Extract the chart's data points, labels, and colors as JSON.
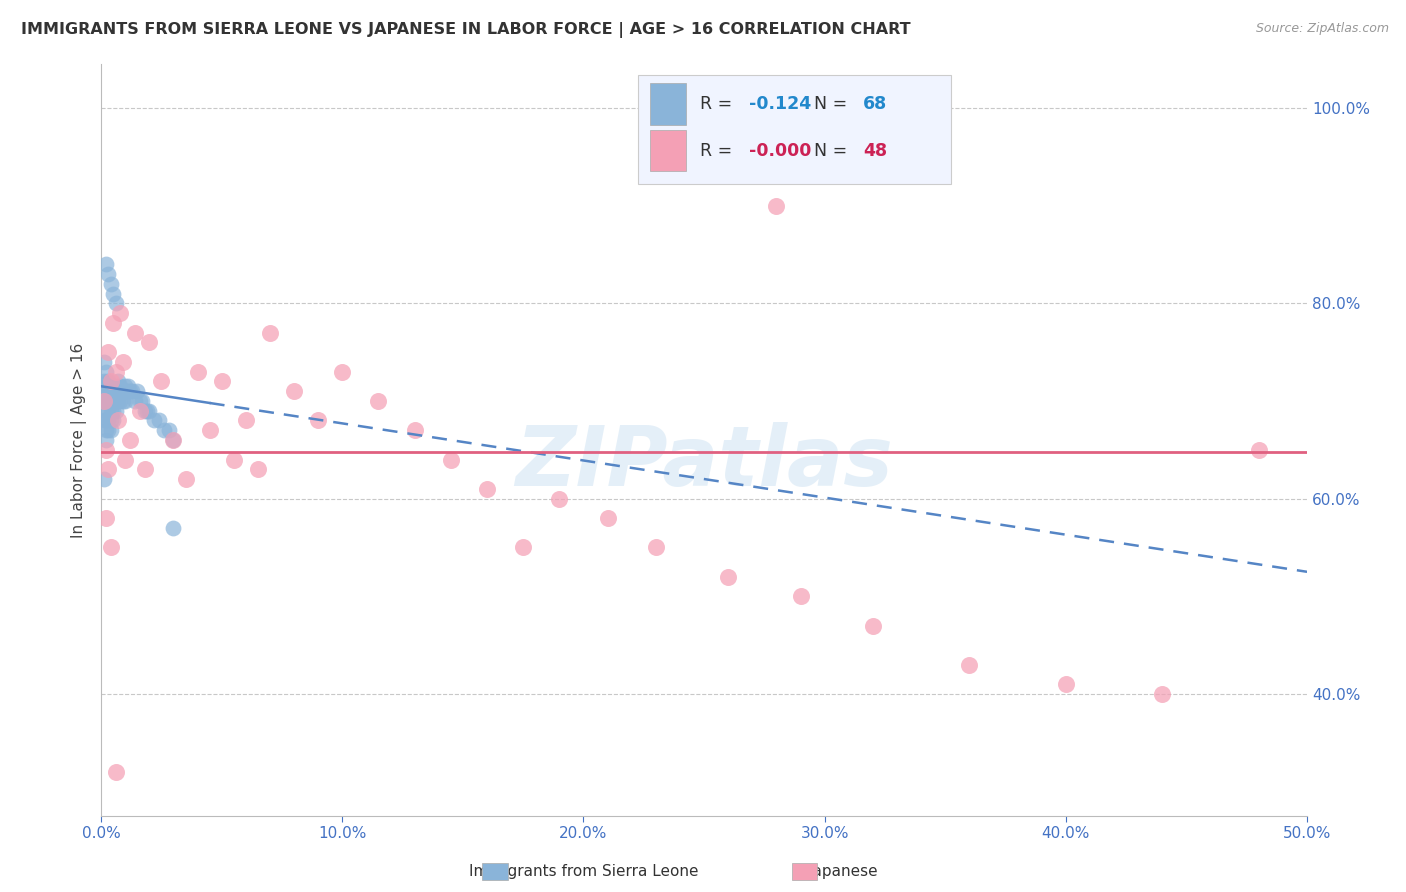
{
  "title": "IMMIGRANTS FROM SIERRA LEONE VS JAPANESE IN LABOR FORCE | AGE > 16 CORRELATION CHART",
  "source": "Source: ZipAtlas.com",
  "ylabel": "In Labor Force | Age > 16",
  "xlim": [
    0.0,
    0.5
  ],
  "ylim": [
    0.275,
    1.045
  ],
  "xticks": [
    0.0,
    0.1,
    0.2,
    0.3,
    0.4,
    0.5
  ],
  "yticks": [
    0.4,
    0.6,
    0.8,
    1.0
  ],
  "ytick_labels": [
    "40.0%",
    "60.0%",
    "80.0%",
    "100.0%"
  ],
  "xtick_labels": [
    "0.0%",
    "10.0%",
    "20.0%",
    "30.0%",
    "40.0%",
    "50.0%"
  ],
  "blue_R": "-0.124",
  "blue_N": "68",
  "pink_R": "-0.000",
  "pink_N": "48",
  "blue_color": "#8ab4d9",
  "pink_color": "#f4a0b5",
  "blue_trend_color": "#5585c5",
  "pink_trend_color": "#e06080",
  "watermark": "ZIPatlas",
  "blue_trend_x0": 0.0,
  "blue_trend_y0": 0.715,
  "blue_trend_x1": 0.5,
  "blue_trend_y1": 0.525,
  "blue_trend_solid_end": 0.045,
  "pink_trend_y": 0.648,
  "blue_scatter_x": [
    0.001,
    0.001,
    0.001,
    0.001,
    0.002,
    0.002,
    0.002,
    0.002,
    0.002,
    0.002,
    0.002,
    0.002,
    0.003,
    0.003,
    0.003,
    0.003,
    0.003,
    0.003,
    0.003,
    0.004,
    0.004,
    0.004,
    0.004,
    0.004,
    0.004,
    0.005,
    0.005,
    0.005,
    0.005,
    0.005,
    0.006,
    0.006,
    0.006,
    0.006,
    0.007,
    0.007,
    0.007,
    0.008,
    0.008,
    0.008,
    0.009,
    0.009,
    0.01,
    0.01,
    0.01,
    0.011,
    0.011,
    0.012,
    0.013,
    0.014,
    0.015,
    0.016,
    0.017,
    0.018,
    0.019,
    0.02,
    0.022,
    0.024,
    0.026,
    0.028,
    0.03,
    0.002,
    0.003,
    0.004,
    0.005,
    0.006,
    0.001,
    0.03
  ],
  "blue_scatter_y": [
    0.72,
    0.74,
    0.7,
    0.68,
    0.73,
    0.715,
    0.71,
    0.7,
    0.69,
    0.68,
    0.67,
    0.66,
    0.72,
    0.715,
    0.71,
    0.7,
    0.69,
    0.68,
    0.67,
    0.715,
    0.71,
    0.7,
    0.69,
    0.68,
    0.67,
    0.715,
    0.71,
    0.7,
    0.69,
    0.68,
    0.715,
    0.71,
    0.7,
    0.69,
    0.72,
    0.71,
    0.7,
    0.715,
    0.71,
    0.7,
    0.71,
    0.7,
    0.715,
    0.71,
    0.7,
    0.715,
    0.71,
    0.71,
    0.71,
    0.7,
    0.71,
    0.7,
    0.7,
    0.69,
    0.69,
    0.69,
    0.68,
    0.68,
    0.67,
    0.67,
    0.66,
    0.84,
    0.83,
    0.82,
    0.81,
    0.8,
    0.62,
    0.57
  ],
  "pink_scatter_x": [
    0.001,
    0.002,
    0.003,
    0.003,
    0.004,
    0.005,
    0.006,
    0.007,
    0.008,
    0.009,
    0.01,
    0.012,
    0.014,
    0.016,
    0.018,
    0.02,
    0.025,
    0.03,
    0.035,
    0.04,
    0.045,
    0.05,
    0.055,
    0.06,
    0.065,
    0.07,
    0.08,
    0.09,
    0.1,
    0.115,
    0.13,
    0.145,
    0.16,
    0.175,
    0.19,
    0.21,
    0.23,
    0.26,
    0.29,
    0.32,
    0.36,
    0.4,
    0.44,
    0.48,
    0.002,
    0.004,
    0.006,
    0.28
  ],
  "pink_scatter_y": [
    0.7,
    0.65,
    0.63,
    0.75,
    0.72,
    0.78,
    0.73,
    0.68,
    0.79,
    0.74,
    0.64,
    0.66,
    0.77,
    0.69,
    0.63,
    0.76,
    0.72,
    0.66,
    0.62,
    0.73,
    0.67,
    0.72,
    0.64,
    0.68,
    0.63,
    0.77,
    0.71,
    0.68,
    0.73,
    0.7,
    0.67,
    0.64,
    0.61,
    0.55,
    0.6,
    0.58,
    0.55,
    0.52,
    0.5,
    0.47,
    0.43,
    0.41,
    0.4,
    0.65,
    0.58,
    0.55,
    0.32,
    0.9
  ]
}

** Exercise **
Write out every entry again word for word, without any of the pictures.

** Answer to the task **
Extract the chart's data points, labels, and colors as JSON.
{
  "title": "IMMIGRANTS FROM SIERRA LEONE VS JAPANESE IN LABOR FORCE | AGE > 16 CORRELATION CHART",
  "source": "Source: ZipAtlas.com",
  "ylabel": "In Labor Force | Age > 16",
  "xlim": [
    0.0,
    0.5
  ],
  "ylim": [
    0.275,
    1.045
  ],
  "xticks": [
    0.0,
    0.1,
    0.2,
    0.3,
    0.4,
    0.5
  ],
  "yticks": [
    0.4,
    0.6,
    0.8,
    1.0
  ],
  "ytick_labels": [
    "40.0%",
    "60.0%",
    "80.0%",
    "100.0%"
  ],
  "xtick_labels": [
    "0.0%",
    "10.0%",
    "20.0%",
    "30.0%",
    "40.0%",
    "50.0%"
  ],
  "blue_R": "-0.124",
  "blue_N": "68",
  "pink_R": "-0.000",
  "pink_N": "48",
  "blue_color": "#8ab4d9",
  "pink_color": "#f4a0b5",
  "blue_trend_color": "#5585c5",
  "pink_trend_color": "#e06080",
  "watermark": "ZIPatlas",
  "blue_trend_x0": 0.0,
  "blue_trend_y0": 0.715,
  "blue_trend_x1": 0.5,
  "blue_trend_y1": 0.525,
  "blue_trend_solid_end": 0.045,
  "pink_trend_y": 0.648,
  "blue_scatter_x": [
    0.001,
    0.001,
    0.001,
    0.001,
    0.002,
    0.002,
    0.002,
    0.002,
    0.002,
    0.002,
    0.002,
    0.002,
    0.003,
    0.003,
    0.003,
    0.003,
    0.003,
    0.003,
    0.003,
    0.004,
    0.004,
    0.004,
    0.004,
    0.004,
    0.004,
    0.005,
    0.005,
    0.005,
    0.005,
    0.005,
    0.006,
    0.006,
    0.006,
    0.006,
    0.007,
    0.007,
    0.007,
    0.008,
    0.008,
    0.008,
    0.009,
    0.009,
    0.01,
    0.01,
    0.01,
    0.011,
    0.011,
    0.012,
    0.013,
    0.014,
    0.015,
    0.016,
    0.017,
    0.018,
    0.019,
    0.02,
    0.022,
    0.024,
    0.026,
    0.028,
    0.03,
    0.002,
    0.003,
    0.004,
    0.005,
    0.006,
    0.001,
    0.03
  ],
  "blue_scatter_y": [
    0.72,
    0.74,
    0.7,
    0.68,
    0.73,
    0.715,
    0.71,
    0.7,
    0.69,
    0.68,
    0.67,
    0.66,
    0.72,
    0.715,
    0.71,
    0.7,
    0.69,
    0.68,
    0.67,
    0.715,
    0.71,
    0.7,
    0.69,
    0.68,
    0.67,
    0.715,
    0.71,
    0.7,
    0.69,
    0.68,
    0.715,
    0.71,
    0.7,
    0.69,
    0.72,
    0.71,
    0.7,
    0.715,
    0.71,
    0.7,
    0.71,
    0.7,
    0.715,
    0.71,
    0.7,
    0.715,
    0.71,
    0.71,
    0.71,
    0.7,
    0.71,
    0.7,
    0.7,
    0.69,
    0.69,
    0.69,
    0.68,
    0.68,
    0.67,
    0.67,
    0.66,
    0.84,
    0.83,
    0.82,
    0.81,
    0.8,
    0.62,
    0.57
  ],
  "pink_scatter_x": [
    0.001,
    0.002,
    0.003,
    0.003,
    0.004,
    0.005,
    0.006,
    0.007,
    0.008,
    0.009,
    0.01,
    0.012,
    0.014,
    0.016,
    0.018,
    0.02,
    0.025,
    0.03,
    0.035,
    0.04,
    0.045,
    0.05,
    0.055,
    0.06,
    0.065,
    0.07,
    0.08,
    0.09,
    0.1,
    0.115,
    0.13,
    0.145,
    0.16,
    0.175,
    0.19,
    0.21,
    0.23,
    0.26,
    0.29,
    0.32,
    0.36,
    0.4,
    0.44,
    0.48,
    0.002,
    0.004,
    0.006,
    0.28
  ],
  "pink_scatter_y": [
    0.7,
    0.65,
    0.63,
    0.75,
    0.72,
    0.78,
    0.73,
    0.68,
    0.79,
    0.74,
    0.64,
    0.66,
    0.77,
    0.69,
    0.63,
    0.76,
    0.72,
    0.66,
    0.62,
    0.73,
    0.67,
    0.72,
    0.64,
    0.68,
    0.63,
    0.77,
    0.71,
    0.68,
    0.73,
    0.7,
    0.67,
    0.64,
    0.61,
    0.55,
    0.6,
    0.58,
    0.55,
    0.52,
    0.5,
    0.47,
    0.43,
    0.41,
    0.4,
    0.65,
    0.58,
    0.55,
    0.32,
    0.9
  ]
}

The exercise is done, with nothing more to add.